» EXERCISE AIM
Render every line of the listing below as a numbered list, omitting any blank lines.

# Start of MATERIAL PROVIDED

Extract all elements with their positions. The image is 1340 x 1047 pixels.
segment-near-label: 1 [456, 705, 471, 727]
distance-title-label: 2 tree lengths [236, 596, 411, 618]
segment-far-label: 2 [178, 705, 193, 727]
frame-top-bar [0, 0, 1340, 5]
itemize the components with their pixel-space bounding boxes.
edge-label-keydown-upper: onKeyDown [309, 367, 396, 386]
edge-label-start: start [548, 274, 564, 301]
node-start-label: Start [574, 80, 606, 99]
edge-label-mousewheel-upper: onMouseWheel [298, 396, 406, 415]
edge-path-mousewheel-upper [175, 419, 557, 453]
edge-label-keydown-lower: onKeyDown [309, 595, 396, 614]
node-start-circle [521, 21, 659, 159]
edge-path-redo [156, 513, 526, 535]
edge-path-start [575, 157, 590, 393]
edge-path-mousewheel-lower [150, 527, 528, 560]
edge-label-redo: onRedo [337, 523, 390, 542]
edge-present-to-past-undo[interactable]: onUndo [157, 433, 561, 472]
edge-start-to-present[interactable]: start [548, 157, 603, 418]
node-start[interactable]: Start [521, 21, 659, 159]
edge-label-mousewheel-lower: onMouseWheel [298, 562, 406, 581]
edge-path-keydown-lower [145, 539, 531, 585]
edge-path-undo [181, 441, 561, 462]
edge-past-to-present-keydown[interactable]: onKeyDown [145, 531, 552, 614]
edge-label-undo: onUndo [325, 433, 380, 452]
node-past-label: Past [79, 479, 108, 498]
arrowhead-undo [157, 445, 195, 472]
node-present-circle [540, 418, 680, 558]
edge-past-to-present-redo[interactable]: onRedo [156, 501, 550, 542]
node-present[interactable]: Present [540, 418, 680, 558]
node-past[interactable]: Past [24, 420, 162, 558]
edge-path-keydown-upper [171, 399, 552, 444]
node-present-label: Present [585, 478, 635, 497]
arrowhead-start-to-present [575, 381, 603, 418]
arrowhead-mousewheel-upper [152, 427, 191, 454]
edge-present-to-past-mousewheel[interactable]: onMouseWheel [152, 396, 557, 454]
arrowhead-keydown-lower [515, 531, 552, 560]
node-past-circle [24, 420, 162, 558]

# End of MATERIAL PROVIDED

» ANSWER TO THIS PROBLEM
1. Extract all elements with their positions. The image is 1340 x 1047 pixels.
2. segment-near-label: 1 [456, 705, 471, 727]
3. distance-title-label: 2 tree lengths [236, 596, 411, 618]
4. segment-far-label: 2 [178, 705, 193, 727]
5. frame-top-bar [0, 0, 1340, 5]
6. itemize the components with their pixel-space bounding boxes.
7. edge-label-keydown-upper: onKeyDown [309, 367, 396, 386]
8. edge-label-start: start [548, 274, 564, 301]
9. node-start-label: Start [574, 80, 606, 99]
10. edge-label-mousewheel-upper: onMouseWheel [298, 396, 406, 415]
11. edge-path-mousewheel-upper [175, 419, 557, 453]
12. edge-label-keydown-lower: onKeyDown [309, 595, 396, 614]
13. node-start-circle [521, 21, 659, 159]
14. edge-path-redo [156, 513, 526, 535]
15. edge-path-start [575, 157, 590, 393]
16. edge-path-mousewheel-lower [150, 527, 528, 560]
17. edge-label-redo: onRedo [337, 523, 390, 542]
18. edge-present-to-past-undo[interactable]: onUndo [157, 433, 561, 472]
19. edge-start-to-present[interactable]: start [548, 157, 603, 418]
20. node-start[interactable]: Start [521, 21, 659, 159]
21. edge-label-mousewheel-lower: onMouseWheel [298, 562, 406, 581]
22. edge-path-keydown-lower [145, 539, 531, 585]
23. edge-path-undo [181, 441, 561, 462]
24. edge-past-to-present-keydown[interactable]: onKeyDown [145, 531, 552, 614]
25. edge-label-undo: onUndo [325, 433, 380, 452]
26. node-past-label: Past [79, 479, 108, 498]
27. arrowhead-undo [157, 445, 195, 472]
28. node-present-circle [540, 418, 680, 558]
29. edge-past-to-present-redo[interactable]: onRedo [156, 501, 550, 542]
30. node-present[interactable]: Present [540, 418, 680, 558]
31. node-past[interactable]: Past [24, 420, 162, 558]
32. edge-path-keydown-upper [171, 399, 552, 444]
33. node-present-label: Present [585, 478, 635, 497]
34. arrowhead-start-to-present [575, 381, 603, 418]
35. arrowhead-mousewheel-upper [152, 427, 191, 454]
36. edge-present-to-past-mousewheel[interactable]: onMouseWheel [152, 396, 557, 454]
37. arrowhead-keydown-lower [515, 531, 552, 560]
38. node-past-circle [24, 420, 162, 558]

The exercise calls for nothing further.